Leave the pictures out and transcribe every record exactly.

RECORD SET →
━━━━━━━━━━

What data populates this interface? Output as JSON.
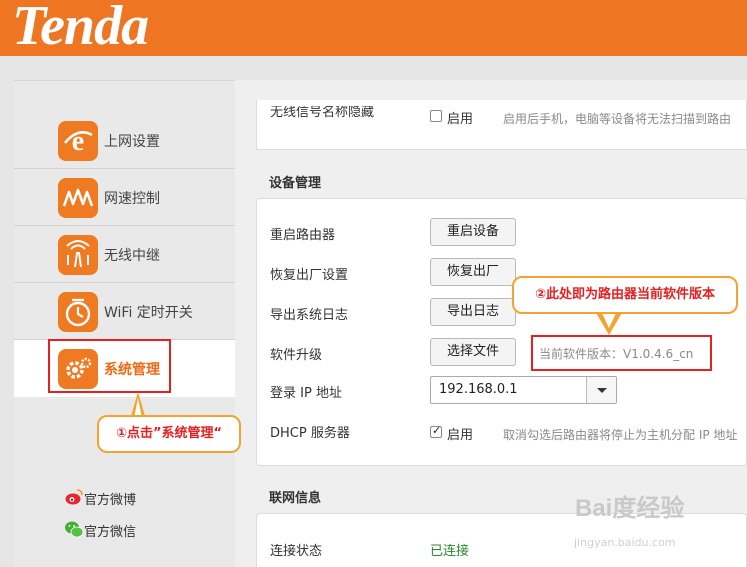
{
  "brand": {
    "logo": "Tenda",
    "accent": "#ee7522"
  },
  "sidebar": {
    "items": [
      {
        "label": "上网设置",
        "icon": "internet-e-icon"
      },
      {
        "label": "网速控制",
        "icon": "speed-wave-icon"
      },
      {
        "label": "无线中继",
        "icon": "wireless-repeater-icon"
      },
      {
        "label": "WiFi 定时开关",
        "icon": "wifi-timer-icon"
      },
      {
        "label": "系统管理",
        "icon": "gear-icon",
        "active": true
      }
    ],
    "social": [
      {
        "label": "官方微博",
        "icon": "weibo-icon"
      },
      {
        "label": "官方微信",
        "icon": "wechat-icon"
      }
    ]
  },
  "wireless": {
    "hide_ssid_label": "无线信号名称隐藏",
    "enable_label": "启用",
    "hint": "启用后手机，电脑等设备将无法扫描到路由"
  },
  "device": {
    "title": "设备管理",
    "reboot_label": "重启路由器",
    "reboot_button": "重启设备",
    "reset_label": "恢复出厂设置",
    "reset_button": "恢复出厂",
    "log_label": "导出系统日志",
    "log_button": "导出日志",
    "upgrade_label": "软件升级",
    "upgrade_button": "选择文件",
    "version_text": "当前软件版本：V1.0.4.6_cn",
    "login_ip_label": "登录 IP 地址",
    "login_ip_value": "192.168.0.1",
    "dhcp_label": "DHCP 服务器",
    "dhcp_enable": "启用",
    "dhcp_hint": "取消勾选后路由器将停止为主机分配 IP 地址"
  },
  "network": {
    "title": "联网信息",
    "status_label": "连接状态",
    "status_value": "已连接"
  },
  "annotations": {
    "click_hint": "①点击”系统管理“",
    "version_hint": "②此处即为路由器当前软件版本"
  },
  "watermark": {
    "main": "Bai度经验",
    "sub": "jingyan.baidu.com"
  }
}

━━━━━━━━━━

RESPONSE BELOW →
What data populates this interface? Output as JSON.
{
  "brand": {
    "logo": "Tenda",
    "accent": "#ee7522"
  },
  "sidebar": {
    "items": [
      {
        "label": "上网设置",
        "icon": "internet-e-icon"
      },
      {
        "label": "网速控制",
        "icon": "speed-wave-icon"
      },
      {
        "label": "无线中继",
        "icon": "wireless-repeater-icon"
      },
      {
        "label": "WiFi 定时开关",
        "icon": "wifi-timer-icon"
      },
      {
        "label": "系统管理",
        "icon": "gear-icon",
        "active": true
      }
    ],
    "social": [
      {
        "label": "官方微博",
        "icon": "weibo-icon"
      },
      {
        "label": "官方微信",
        "icon": "wechat-icon"
      }
    ]
  },
  "wireless": {
    "hide_ssid_label": "无线信号名称隐藏",
    "enable_label": "启用",
    "hint": "启用后手机，电脑等设备将无法扫描到路由"
  },
  "device": {
    "title": "设备管理",
    "reboot_label": "重启路由器",
    "reboot_button": "重启设备",
    "reset_label": "恢复出厂设置",
    "reset_button": "恢复出厂",
    "log_label": "导出系统日志",
    "log_button": "导出日志",
    "upgrade_label": "软件升级",
    "upgrade_button": "选择文件",
    "version_text": "当前软件版本：V1.0.4.6_cn",
    "login_ip_label": "登录 IP 地址",
    "login_ip_value": "192.168.0.1",
    "dhcp_label": "DHCP 服务器",
    "dhcp_enable": "启用",
    "dhcp_hint": "取消勾选后路由器将停止为主机分配 IP 地址"
  },
  "network": {
    "title": "联网信息",
    "status_label": "连接状态",
    "status_value": "已连接"
  },
  "annotations": {
    "click_hint": "①点击”系统管理“",
    "version_hint": "②此处即为路由器当前软件版本"
  },
  "watermark": {
    "main": "Bai度经验",
    "sub": "jingyan.baidu.com"
  }
}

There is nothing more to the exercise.